Exact reproduction of the data is required, with images excluded.

Excerpt from a dataset
- - -

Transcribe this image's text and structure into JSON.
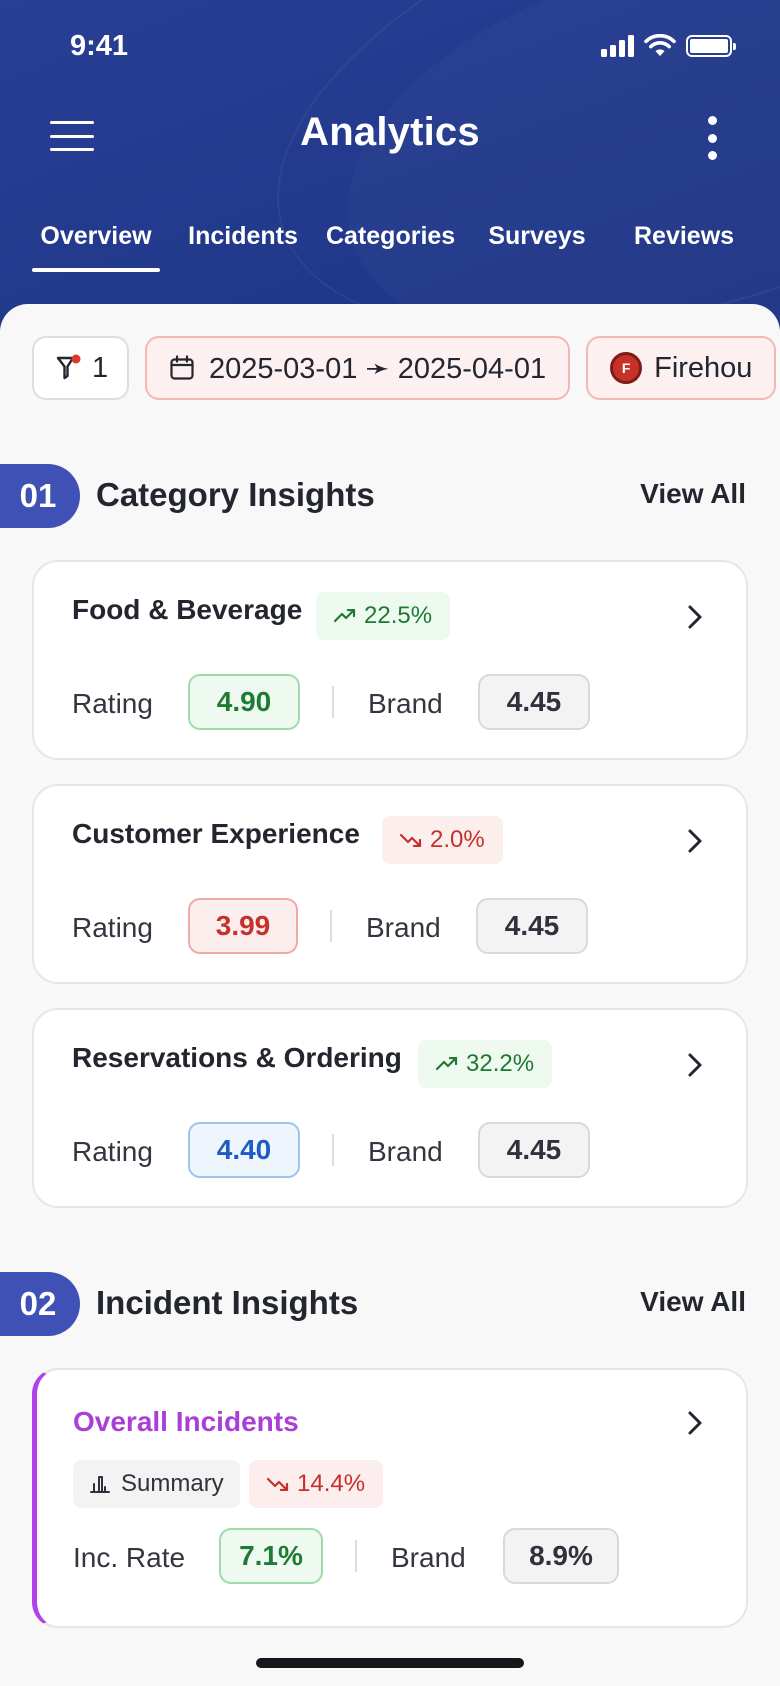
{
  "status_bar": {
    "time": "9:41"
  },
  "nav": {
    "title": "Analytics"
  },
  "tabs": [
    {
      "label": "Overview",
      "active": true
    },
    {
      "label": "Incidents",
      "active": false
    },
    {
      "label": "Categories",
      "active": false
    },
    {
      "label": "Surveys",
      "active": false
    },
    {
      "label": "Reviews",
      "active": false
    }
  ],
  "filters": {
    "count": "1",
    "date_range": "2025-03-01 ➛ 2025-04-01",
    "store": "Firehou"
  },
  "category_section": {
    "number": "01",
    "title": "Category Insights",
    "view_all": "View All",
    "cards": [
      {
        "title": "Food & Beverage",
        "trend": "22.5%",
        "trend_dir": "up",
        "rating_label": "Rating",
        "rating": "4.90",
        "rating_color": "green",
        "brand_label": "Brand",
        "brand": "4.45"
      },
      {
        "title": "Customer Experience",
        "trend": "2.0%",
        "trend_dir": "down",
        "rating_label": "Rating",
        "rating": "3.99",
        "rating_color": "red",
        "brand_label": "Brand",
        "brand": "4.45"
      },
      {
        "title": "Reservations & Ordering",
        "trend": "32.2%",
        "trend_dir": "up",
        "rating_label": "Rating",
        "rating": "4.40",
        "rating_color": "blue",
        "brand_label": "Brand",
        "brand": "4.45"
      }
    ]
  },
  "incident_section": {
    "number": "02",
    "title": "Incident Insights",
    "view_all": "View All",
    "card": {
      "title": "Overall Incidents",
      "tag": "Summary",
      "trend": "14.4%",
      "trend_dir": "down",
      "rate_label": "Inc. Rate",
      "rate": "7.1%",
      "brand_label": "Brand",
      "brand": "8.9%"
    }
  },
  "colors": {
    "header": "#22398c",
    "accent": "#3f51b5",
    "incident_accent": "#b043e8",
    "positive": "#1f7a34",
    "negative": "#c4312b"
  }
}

- - -

== RESPONSE TO THE EXERCISE ==
Transcribe this image's text and structure into JSON.
{
  "status_bar": {
    "time": "9:41"
  },
  "nav": {
    "title": "Analytics"
  },
  "tabs": [
    {
      "label": "Overview",
      "active": true
    },
    {
      "label": "Incidents",
      "active": false
    },
    {
      "label": "Categories",
      "active": false
    },
    {
      "label": "Surveys",
      "active": false
    },
    {
      "label": "Reviews",
      "active": false
    }
  ],
  "filters": {
    "count": "1",
    "date_range": "2025-03-01 ➛ 2025-04-01",
    "store": "Firehou"
  },
  "category_section": {
    "number": "01",
    "title": "Category Insights",
    "view_all": "View All",
    "cards": [
      {
        "title": "Food & Beverage",
        "trend": "22.5%",
        "trend_dir": "up",
        "rating_label": "Rating",
        "rating": "4.90",
        "rating_color": "green",
        "brand_label": "Brand",
        "brand": "4.45"
      },
      {
        "title": "Customer Experience",
        "trend": "2.0%",
        "trend_dir": "down",
        "rating_label": "Rating",
        "rating": "3.99",
        "rating_color": "red",
        "brand_label": "Brand",
        "brand": "4.45"
      },
      {
        "title": "Reservations & Ordering",
        "trend": "32.2%",
        "trend_dir": "up",
        "rating_label": "Rating",
        "rating": "4.40",
        "rating_color": "blue",
        "brand_label": "Brand",
        "brand": "4.45"
      }
    ]
  },
  "incident_section": {
    "number": "02",
    "title": "Incident Insights",
    "view_all": "View All",
    "card": {
      "title": "Overall Incidents",
      "tag": "Summary",
      "trend": "14.4%",
      "trend_dir": "down",
      "rate_label": "Inc. Rate",
      "rate": "7.1%",
      "brand_label": "Brand",
      "brand": "8.9%"
    }
  },
  "colors": {
    "header": "#22398c",
    "accent": "#3f51b5",
    "incident_accent": "#b043e8",
    "positive": "#1f7a34",
    "negative": "#c4312b"
  }
}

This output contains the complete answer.